▸ **Task**
In the records below, find each line containing the word "faire" and copy it.
++++
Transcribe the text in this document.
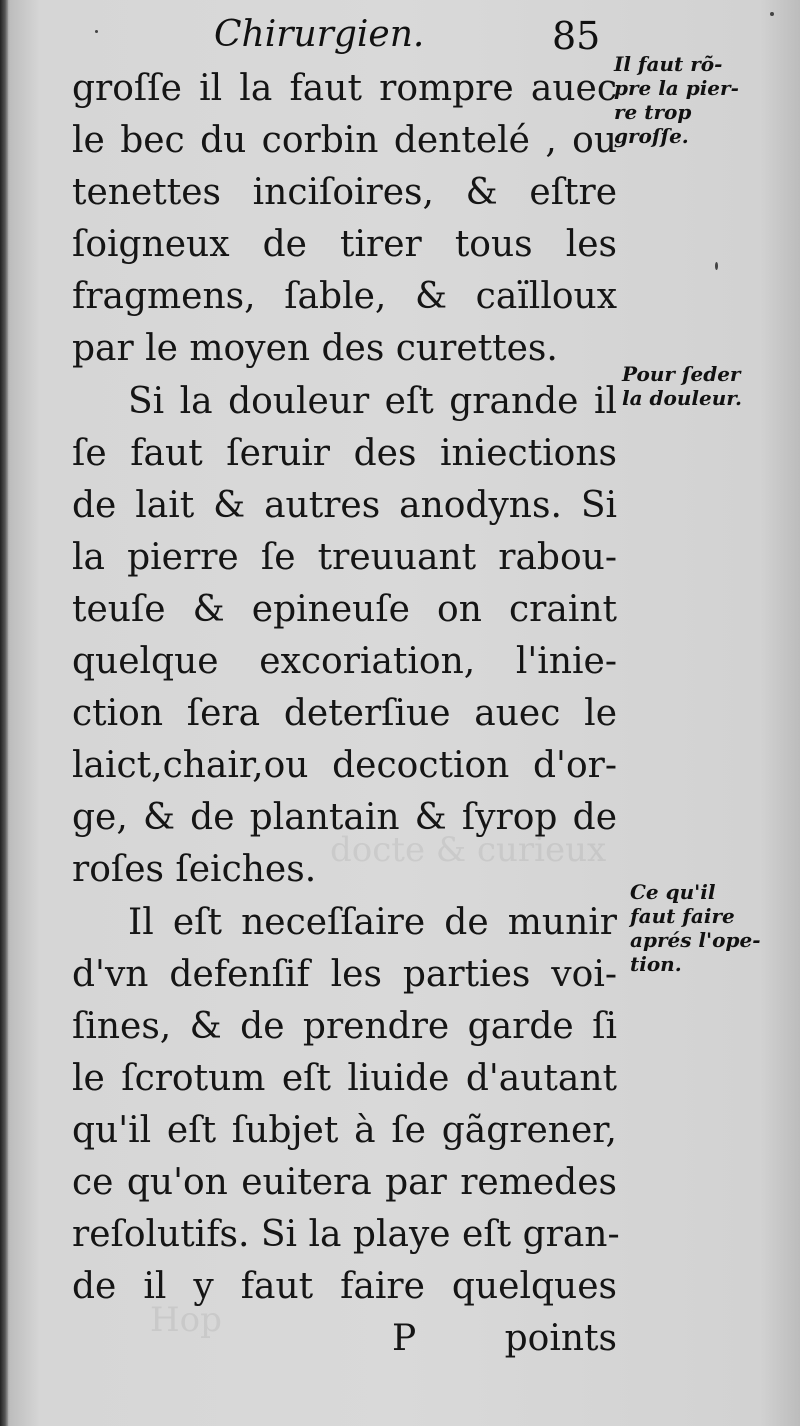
docte & curieux
Hop
Chirurgien.	85
groſſe il la faut rompre auec
le bec du corbin dentelé , ou
tenettes inciſoires, & eſtre
ſoigneux de tirer tous les
fragmens, ſable, & caïlloux
par le moyen des curettes.
Si la douleur eſt grande il
ſe faut ſeruir des iniections
de lait & autres anodyns. Si
la pierre ſe treuuant rabou-
teuſe & epineuſe on craint
quelque excoriation, l'inie-
ction ſera deterſiue auec le
laict,chair,ou decoction d'or-
ge, & de plantain & ſyrop de
roſes ſeiches.
Il eſt neceſſaire de munir
d'vn defenſif les parties voi-
ſines, & de prendre garde ſi
le ſcrotum eſt liuide d'autant
qu'il eſt ſubjet à ſe gãgrener,
ce qu'on euitera par remedes
reſolutifs. Si la playe eſt gran-
de il y faut faire quelques
P points
Il faut rõ-
pre la pier-
re trop
groſſe.
Pour ſeder
la douleur.
Ce qu'il
faut faire
aprés l'ope-
tion.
++++
▸ **Response**
de il y faut faire quelques
faut faire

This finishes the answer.